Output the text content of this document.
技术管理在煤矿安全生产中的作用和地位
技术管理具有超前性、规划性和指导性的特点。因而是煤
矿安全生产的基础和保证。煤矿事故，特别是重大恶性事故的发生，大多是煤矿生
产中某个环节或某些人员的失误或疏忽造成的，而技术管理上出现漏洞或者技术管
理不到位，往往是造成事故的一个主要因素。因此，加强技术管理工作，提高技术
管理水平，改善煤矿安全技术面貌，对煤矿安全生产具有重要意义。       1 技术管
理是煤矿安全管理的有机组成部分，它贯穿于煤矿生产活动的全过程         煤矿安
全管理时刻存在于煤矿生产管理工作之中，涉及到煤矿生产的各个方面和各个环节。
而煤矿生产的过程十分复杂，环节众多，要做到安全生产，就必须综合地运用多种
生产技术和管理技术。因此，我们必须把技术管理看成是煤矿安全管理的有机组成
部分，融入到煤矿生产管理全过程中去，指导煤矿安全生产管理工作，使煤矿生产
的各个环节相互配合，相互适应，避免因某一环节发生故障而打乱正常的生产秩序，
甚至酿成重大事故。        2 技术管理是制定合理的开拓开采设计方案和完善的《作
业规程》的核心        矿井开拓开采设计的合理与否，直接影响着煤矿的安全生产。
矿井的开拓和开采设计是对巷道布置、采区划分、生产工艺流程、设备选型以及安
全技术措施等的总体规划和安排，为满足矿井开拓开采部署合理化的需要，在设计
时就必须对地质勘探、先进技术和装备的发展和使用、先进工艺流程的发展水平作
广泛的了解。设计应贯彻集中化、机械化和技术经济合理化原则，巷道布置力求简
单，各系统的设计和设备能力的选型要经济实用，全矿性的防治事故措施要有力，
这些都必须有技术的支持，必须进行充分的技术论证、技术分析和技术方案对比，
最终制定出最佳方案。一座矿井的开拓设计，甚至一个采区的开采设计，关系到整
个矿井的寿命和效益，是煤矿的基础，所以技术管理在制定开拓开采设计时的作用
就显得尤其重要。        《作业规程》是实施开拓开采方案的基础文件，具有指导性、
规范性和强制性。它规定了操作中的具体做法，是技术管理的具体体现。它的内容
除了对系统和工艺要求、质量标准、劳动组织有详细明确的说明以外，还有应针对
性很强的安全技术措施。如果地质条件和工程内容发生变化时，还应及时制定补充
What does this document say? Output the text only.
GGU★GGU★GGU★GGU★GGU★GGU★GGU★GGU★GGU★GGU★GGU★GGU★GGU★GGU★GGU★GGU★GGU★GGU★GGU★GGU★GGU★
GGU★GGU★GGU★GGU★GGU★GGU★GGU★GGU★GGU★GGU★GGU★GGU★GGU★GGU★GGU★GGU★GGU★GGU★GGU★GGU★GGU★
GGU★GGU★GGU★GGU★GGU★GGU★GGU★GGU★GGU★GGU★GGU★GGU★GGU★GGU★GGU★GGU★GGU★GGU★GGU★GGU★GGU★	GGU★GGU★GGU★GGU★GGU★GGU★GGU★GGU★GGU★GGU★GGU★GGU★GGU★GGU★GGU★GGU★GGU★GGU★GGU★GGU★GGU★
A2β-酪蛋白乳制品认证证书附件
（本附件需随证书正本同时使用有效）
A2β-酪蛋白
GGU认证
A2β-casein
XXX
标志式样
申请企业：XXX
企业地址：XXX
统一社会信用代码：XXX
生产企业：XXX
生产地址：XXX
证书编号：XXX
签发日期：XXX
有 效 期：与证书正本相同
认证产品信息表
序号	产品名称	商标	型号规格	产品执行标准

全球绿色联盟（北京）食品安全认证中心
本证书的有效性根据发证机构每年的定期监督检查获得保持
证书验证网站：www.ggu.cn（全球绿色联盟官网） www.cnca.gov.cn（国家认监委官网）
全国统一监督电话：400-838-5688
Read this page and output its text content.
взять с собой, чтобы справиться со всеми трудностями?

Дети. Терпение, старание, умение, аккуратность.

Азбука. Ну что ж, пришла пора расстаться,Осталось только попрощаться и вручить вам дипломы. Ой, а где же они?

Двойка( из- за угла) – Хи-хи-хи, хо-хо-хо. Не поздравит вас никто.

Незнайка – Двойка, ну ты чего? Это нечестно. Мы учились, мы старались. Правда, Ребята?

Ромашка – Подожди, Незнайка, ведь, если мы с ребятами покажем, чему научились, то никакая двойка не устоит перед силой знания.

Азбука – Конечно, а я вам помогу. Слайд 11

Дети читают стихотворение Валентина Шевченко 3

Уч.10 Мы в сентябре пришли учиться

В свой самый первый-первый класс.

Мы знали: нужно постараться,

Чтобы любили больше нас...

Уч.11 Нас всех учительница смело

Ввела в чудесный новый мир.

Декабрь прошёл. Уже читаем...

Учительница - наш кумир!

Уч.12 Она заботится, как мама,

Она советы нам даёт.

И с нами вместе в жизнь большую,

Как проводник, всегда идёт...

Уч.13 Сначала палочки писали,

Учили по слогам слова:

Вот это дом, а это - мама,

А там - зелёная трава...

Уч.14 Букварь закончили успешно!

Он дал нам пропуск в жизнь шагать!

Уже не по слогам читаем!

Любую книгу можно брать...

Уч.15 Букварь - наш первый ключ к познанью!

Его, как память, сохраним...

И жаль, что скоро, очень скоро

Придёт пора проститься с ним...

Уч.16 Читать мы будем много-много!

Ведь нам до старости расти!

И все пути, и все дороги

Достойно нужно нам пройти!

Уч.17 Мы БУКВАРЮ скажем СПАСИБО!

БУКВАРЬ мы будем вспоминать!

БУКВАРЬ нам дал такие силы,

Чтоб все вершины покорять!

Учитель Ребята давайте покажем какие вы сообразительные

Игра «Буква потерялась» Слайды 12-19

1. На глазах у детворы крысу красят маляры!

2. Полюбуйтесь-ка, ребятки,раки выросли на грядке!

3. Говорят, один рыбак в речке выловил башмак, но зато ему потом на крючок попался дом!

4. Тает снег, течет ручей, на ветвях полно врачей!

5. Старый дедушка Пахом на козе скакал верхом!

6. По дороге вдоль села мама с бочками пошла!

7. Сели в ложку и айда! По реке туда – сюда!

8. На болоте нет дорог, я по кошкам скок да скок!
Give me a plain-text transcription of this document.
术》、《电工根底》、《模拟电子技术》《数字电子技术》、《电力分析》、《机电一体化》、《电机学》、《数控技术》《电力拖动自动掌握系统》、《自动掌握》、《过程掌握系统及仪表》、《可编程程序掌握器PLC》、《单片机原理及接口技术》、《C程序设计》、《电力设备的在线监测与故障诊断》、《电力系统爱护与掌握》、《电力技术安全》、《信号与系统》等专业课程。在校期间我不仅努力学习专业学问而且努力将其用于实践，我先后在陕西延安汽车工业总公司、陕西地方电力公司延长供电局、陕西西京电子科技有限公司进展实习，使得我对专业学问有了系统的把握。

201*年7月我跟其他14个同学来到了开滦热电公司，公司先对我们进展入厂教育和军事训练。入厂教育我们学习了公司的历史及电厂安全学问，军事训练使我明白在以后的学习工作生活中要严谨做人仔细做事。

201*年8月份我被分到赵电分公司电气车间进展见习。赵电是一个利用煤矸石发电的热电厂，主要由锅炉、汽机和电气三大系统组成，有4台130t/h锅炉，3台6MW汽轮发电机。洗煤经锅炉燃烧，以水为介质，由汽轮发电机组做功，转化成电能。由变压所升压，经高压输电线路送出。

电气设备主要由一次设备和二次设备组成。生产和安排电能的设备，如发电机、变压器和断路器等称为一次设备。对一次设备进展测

SET TASK
Repeat the preceding lines exactly, please, every one of them.

THE OUTPUT
Output the text content of this document.
技术管理在煤矿安全生产中的作用和地位
技术管理具有超前性、规划性和指导性的特点。因而是煤
矿安全生产的基础和保证。煤矿事故，特别是重大恶性事故的发生，大多是煤矿生
产中某个环节或某些人员的失误或疏忽造成的，而技术管理上出现漏洞或者技术管
理不到位，往往是造成事故的一个主要因素。因此，加强技术管理工作，提高技术
管理水平，改善煤矿安全技术面貌，对煤矿安全生产具有重要意义。       1 技术管
理是煤矿安全管理的有机组成部分，它贯穿于煤矿生产活动的全过程         煤矿安
全管理时刻存在于煤矿生产管理工作之中，涉及到煤矿生产的各个方面和各个环节。
而煤矿生产的过程十分复杂，环节众多，要做到安全生产，就必须综合地运用多种
生产技术和管理技术。因此，我们必须把技术管理看成是煤矿安全管理的有机组成
部分，融入到煤矿生产管理全过程中去，指导煤矿安全生产管理工作，使煤矿生产
的各个环节相互配合，相互适应，避免因某一环节发生故障而打乱正常的生产秩序，
甚至酿成重大事故。        2 技术管理是制定合理的开拓开采设计方案和完善的《作
业规程》的核心        矿井开拓开采设计的合理与否，直接影响着煤矿的安全生产。
矿井的开拓和开采设计是对巷道布置、采区划分、生产工艺流程、设备选型以及安
全技术措施等的总体规划和安排，为满足矿井开拓开采部署合理化的需要，在设计
时就必须对地质勘探、先进技术和装备的发展和使用、先进工艺流程的发展水平作
广泛的了解。设计应贯彻集中化、机械化和技术经济合理化原则，巷道布置力求简
单，各系统的设计和设备能力的选型要经济实用，全矿性的防治事故措施要有力，
这些都必须有技术的支持，必须进行充分的技术论证、技术分析和技术方案对比，
最终制定出最佳方案。一座矿井的开拓设计，甚至一个采区的开采设计，关系到整
个矿井的寿命和效益，是煤矿的基础，所以技术管理在制定开拓开采设计时的作用
就显得尤其重要。        《作业规程》是实施开拓开采方案的基础文件，具有指导性、
规范性和强制性。它规定了操作中的具体做法，是技术管理的具体体现。它的内容
除了对系统和工艺要求、质量标准、劳动组织有详细明确的说明以外，还有应针对
性很强的安全技术措施。如果地质条件和工程内容发生变化时，还应及时制定补充
What does this document say? Output the text only.
GGU★GGU★GGU★GGU★GGU★GGU★GGU★GGU★GGU★GGU★GGU★GGU★GGU★GGU★GGU★GGU★GGU★GGU★GGU★GGU★GGU★
GGU★GGU★GGU★GGU★GGU★GGU★GGU★GGU★GGU★GGU★GGU★GGU★GGU★GGU★GGU★GGU★GGU★GGU★GGU★GGU★GGU★
GGU★GGU★GGU★GGU★GGU★GGU★GGU★GGU★GGU★GGU★GGU★GGU★GGU★GGU★GGU★GGU★GGU★GGU★GGU★GGU★GGU★	GGU★GGU★GGU★GGU★GGU★GGU★GGU★GGU★GGU★GGU★GGU★GGU★GGU★GGU★GGU★GGU★GGU★GGU★GGU★GGU★GGU★
A2β-酪蛋白乳制品认证证书附件
（本附件需随证书正本同时使用有效）
A2β-酪蛋白
GGU认证
A2β-casein
XXX
标志式样
申请企业：XXX
企业地址：XXX
统一社会信用代码：XXX
生产企业：XXX
生产地址：XXX
证书编号：XXX
签发日期：XXX
有 效 期：与证书正本相同
认证产品信息表
序号	产品名称	商标	型号规格	产品执行标准

全球绿色联盟（北京）食品安全认证中心
本证书的有效性根据发证机构每年的定期监督检查获得保持
证书验证网站：www.ggu.cn（全球绿色联盟官网） www.cnca.gov.cn（国家认监委官网）
全国统一监督电话：400-838-5688
Read this page and output its text content.
взять с собой, чтобы справиться со всеми трудностями?

Дети. Терпение, старание, умение, аккуратность.

Азбука. Ну что ж, пришла пора расстаться,Осталось только попрощаться и вручить вам дипломы. Ой, а где же они?

Двойка( из- за угла) – Хи-хи-хи, хо-хо-хо. Не поздравит вас никто.

Незнайка – Двойка, ну ты чего? Это нечестно. Мы учились, мы старались. Правда, Ребята?

Ромашка – Подожди, Незнайка, ведь, если мы с ребятами покажем, чему научились, то никакая двойка не устоит перед силой знания.

Азбука – Конечно, а я вам помогу. Слайд 11

Дети читают стихотворение Валентина Шевченко 3

Уч.10 Мы в сентябре пришли учиться

В свой самый первый-первый класс.

Мы знали: нужно постараться,

Чтобы любили больше нас...

Уч.11 Нас всех учительница смело

Ввела в чудесный новый мир.

Декабрь прошёл. Уже читаем...

Учительница - наш кумир!

Уч.12 Она заботится, как мама,

Она советы нам даёт.

И с нами вместе в жизнь большую,

Как проводник, всегда идёт...

Уч.13 Сначала палочки писали,

Учили по слогам слова:

Вот это дом, а это - мама,

А там - зелёная трава...

Уч.14 Букварь закончили успешно!

Он дал нам пропуск в жизнь шагать!

Уже не по слогам читаем!

Любую книгу можно брать...

Уч.15 Букварь - наш первый ключ к познанью!

Его, как память, сохраним...

И жаль, что скоро, очень скоро

Придёт пора проститься с ним...

Уч.16 Читать мы будем много-много!

Ведь нам до старости расти!

И все пути, и все дороги

Достойно нужно нам пройти!

Уч.17 Мы БУКВАРЮ скажем СПАСИБО!

БУКВАРЬ мы будем вспоминать!

БУКВАРЬ нам дал такие силы,

Чтоб все вершины покорять!

Учитель Ребята давайте покажем какие вы сообразительные

Игра «Буква потерялась» Слайды 12-19

1. На глазах у детворы крысу красят маляры!

2. Полюбуйтесь-ка, ребятки,раки выросли на грядке!

3. Говорят, один рыбак в речке выловил башмак, но зато ему потом на крючок попался дом!

4. Тает снег, течет ручей, на ветвях полно врачей!

5. Старый дедушка Пахом на козе скакал верхом!

6. По дороге вдоль села мама с бочками пошла!

7. Сели в ложку и айда! По реке туда – сюда!

8. На болоте нет дорог, я по кошкам скок да скок!
Give me a plain-text transcription of this document.
术》、《电工根底》、《模拟电子技术》《数字电子技术》、《电力分析》、《机电一体化》、《电机学》、《数控技术》《电力拖动自动掌握系统》、《自动掌握》、《过程掌握系统及仪表》、《可编程程序掌握器PLC》、《单片机原理及接口技术》、《C程序设计》、《电力设备的在线监测与故障诊断》、《电力系统爱护与掌握》、《电力技术安全》、《信号与系统》等专业课程。在校期间我不仅努力学习专业学问而且努力将其用于实践，我先后在陕西延安汽车工业总公司、陕西地方电力公司延长供电局、陕西西京电子科技有限公司进展实习，使得我对专业学问有了系统的把握。

201*年7月我跟其他14个同学来到了开滦热电公司，公司先对我们进展入厂教育和军事训练。入厂教育我们学习了公司的历史及电厂安全学问，军事训练使我明白在以后的学习工作生活中要严谨做人仔细做事。

201*年8月份我被分到赵电分公司电气车间进展见习。赵电是一个利用煤矸石发电的热电厂，主要由锅炉、汽机和电气三大系统组成，有4台130t/h锅炉，3台6MW汽轮发电机。洗煤经锅炉燃烧，以水为介质，由汽轮发电机组做功，转化成电能。由变压所升压，经高压输电线路送出。

电气设备主要由一次设备和二次设备组成。生产和安排电能的设备，如发电机、变压器和断路器等称为一次设备。对一次设备进展测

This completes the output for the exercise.